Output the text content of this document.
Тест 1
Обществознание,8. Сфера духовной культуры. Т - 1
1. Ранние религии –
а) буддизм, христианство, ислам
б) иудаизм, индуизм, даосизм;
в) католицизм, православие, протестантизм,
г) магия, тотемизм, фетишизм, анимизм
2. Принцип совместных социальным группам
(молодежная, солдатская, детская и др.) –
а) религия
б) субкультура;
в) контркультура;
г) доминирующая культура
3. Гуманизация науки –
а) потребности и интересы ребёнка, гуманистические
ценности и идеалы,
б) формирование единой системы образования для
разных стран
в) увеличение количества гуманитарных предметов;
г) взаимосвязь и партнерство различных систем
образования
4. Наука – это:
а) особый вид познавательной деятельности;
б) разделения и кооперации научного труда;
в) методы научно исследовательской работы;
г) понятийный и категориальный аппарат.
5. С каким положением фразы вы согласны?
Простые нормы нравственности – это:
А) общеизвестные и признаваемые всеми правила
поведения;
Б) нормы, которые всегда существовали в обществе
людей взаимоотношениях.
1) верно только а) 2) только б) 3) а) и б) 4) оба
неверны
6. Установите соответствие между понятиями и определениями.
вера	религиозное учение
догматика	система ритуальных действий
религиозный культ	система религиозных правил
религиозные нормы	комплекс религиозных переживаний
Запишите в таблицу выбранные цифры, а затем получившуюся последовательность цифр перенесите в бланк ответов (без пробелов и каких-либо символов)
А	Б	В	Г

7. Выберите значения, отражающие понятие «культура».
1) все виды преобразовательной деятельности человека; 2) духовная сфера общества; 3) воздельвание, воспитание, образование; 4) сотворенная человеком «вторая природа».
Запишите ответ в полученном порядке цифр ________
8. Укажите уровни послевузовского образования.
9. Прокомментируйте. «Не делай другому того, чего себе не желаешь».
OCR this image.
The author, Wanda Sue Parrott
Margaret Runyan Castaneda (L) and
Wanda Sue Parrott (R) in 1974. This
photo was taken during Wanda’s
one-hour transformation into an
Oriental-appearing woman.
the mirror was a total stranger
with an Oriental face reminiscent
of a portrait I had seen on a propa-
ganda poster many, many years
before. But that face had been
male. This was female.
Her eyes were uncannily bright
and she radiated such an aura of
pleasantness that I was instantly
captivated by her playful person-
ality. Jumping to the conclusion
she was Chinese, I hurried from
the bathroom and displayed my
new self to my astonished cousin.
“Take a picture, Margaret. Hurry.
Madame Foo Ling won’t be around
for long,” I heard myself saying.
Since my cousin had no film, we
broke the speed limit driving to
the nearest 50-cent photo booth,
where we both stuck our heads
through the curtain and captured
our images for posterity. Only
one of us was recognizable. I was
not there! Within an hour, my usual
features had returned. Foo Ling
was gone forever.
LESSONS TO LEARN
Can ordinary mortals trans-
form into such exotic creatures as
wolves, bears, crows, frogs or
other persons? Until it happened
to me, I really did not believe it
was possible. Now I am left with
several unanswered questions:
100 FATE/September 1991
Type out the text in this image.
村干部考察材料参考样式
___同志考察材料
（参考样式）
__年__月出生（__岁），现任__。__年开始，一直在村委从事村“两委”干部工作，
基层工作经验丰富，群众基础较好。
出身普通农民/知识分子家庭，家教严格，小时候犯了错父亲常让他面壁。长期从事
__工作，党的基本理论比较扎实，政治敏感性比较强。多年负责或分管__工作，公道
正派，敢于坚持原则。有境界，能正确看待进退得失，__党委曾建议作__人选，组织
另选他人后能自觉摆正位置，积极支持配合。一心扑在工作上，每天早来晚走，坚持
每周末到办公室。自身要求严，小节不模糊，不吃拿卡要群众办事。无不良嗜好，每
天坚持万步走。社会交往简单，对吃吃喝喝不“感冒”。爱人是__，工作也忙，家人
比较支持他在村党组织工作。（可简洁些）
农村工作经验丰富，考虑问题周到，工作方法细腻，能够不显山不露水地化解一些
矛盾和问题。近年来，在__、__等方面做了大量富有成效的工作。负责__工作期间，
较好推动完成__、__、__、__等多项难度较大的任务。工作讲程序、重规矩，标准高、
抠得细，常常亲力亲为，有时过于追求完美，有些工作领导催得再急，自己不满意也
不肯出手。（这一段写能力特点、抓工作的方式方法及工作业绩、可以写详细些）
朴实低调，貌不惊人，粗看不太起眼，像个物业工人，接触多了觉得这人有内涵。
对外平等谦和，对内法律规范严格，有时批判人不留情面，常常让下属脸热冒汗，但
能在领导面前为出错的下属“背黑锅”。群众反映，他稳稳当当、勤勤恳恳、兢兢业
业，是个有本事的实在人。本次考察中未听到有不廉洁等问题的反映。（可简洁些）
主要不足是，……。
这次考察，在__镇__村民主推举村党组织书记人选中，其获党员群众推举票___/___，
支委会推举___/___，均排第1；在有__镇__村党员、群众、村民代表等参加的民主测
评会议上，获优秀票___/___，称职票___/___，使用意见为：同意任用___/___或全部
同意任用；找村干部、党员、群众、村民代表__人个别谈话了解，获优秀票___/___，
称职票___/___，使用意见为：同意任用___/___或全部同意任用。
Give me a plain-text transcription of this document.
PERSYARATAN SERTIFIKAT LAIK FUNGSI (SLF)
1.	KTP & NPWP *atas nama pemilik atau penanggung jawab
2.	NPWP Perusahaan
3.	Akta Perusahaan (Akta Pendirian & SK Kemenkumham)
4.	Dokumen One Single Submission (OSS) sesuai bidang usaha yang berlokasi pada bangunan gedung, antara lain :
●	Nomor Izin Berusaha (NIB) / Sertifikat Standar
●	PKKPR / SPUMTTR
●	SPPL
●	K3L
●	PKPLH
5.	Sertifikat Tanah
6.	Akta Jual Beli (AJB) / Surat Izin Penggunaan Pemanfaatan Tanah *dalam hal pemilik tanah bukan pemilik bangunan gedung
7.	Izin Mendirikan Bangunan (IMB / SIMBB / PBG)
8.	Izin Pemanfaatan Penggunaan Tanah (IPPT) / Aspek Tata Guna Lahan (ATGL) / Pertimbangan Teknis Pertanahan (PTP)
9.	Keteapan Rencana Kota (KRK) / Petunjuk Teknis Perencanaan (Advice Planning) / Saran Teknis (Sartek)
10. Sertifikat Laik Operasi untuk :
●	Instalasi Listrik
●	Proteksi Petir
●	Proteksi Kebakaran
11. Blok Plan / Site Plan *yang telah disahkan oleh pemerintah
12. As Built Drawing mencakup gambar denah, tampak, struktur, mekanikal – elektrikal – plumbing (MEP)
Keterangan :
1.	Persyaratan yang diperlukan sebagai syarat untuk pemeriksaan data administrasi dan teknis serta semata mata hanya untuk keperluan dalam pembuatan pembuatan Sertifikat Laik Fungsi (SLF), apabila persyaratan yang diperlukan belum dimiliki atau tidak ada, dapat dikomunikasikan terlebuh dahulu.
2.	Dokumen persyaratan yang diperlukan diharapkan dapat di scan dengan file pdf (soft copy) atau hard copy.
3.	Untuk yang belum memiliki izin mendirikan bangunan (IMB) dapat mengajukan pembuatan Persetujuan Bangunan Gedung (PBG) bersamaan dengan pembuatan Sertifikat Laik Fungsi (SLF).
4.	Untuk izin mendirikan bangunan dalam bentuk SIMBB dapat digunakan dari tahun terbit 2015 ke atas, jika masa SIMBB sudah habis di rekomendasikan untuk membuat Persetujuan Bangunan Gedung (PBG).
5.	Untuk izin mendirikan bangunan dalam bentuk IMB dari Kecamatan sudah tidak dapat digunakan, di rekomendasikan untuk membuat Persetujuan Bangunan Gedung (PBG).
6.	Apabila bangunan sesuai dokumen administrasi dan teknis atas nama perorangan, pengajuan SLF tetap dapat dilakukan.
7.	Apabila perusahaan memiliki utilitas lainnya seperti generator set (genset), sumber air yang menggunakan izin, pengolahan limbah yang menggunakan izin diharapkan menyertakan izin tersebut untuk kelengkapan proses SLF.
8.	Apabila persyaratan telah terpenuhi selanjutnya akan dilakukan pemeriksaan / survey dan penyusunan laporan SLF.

◆ ◆ ◆ ◆

• Exercise description: Above are several records. Count the lines among them that contain "atau" and give only the total.

• Solved exercise: 3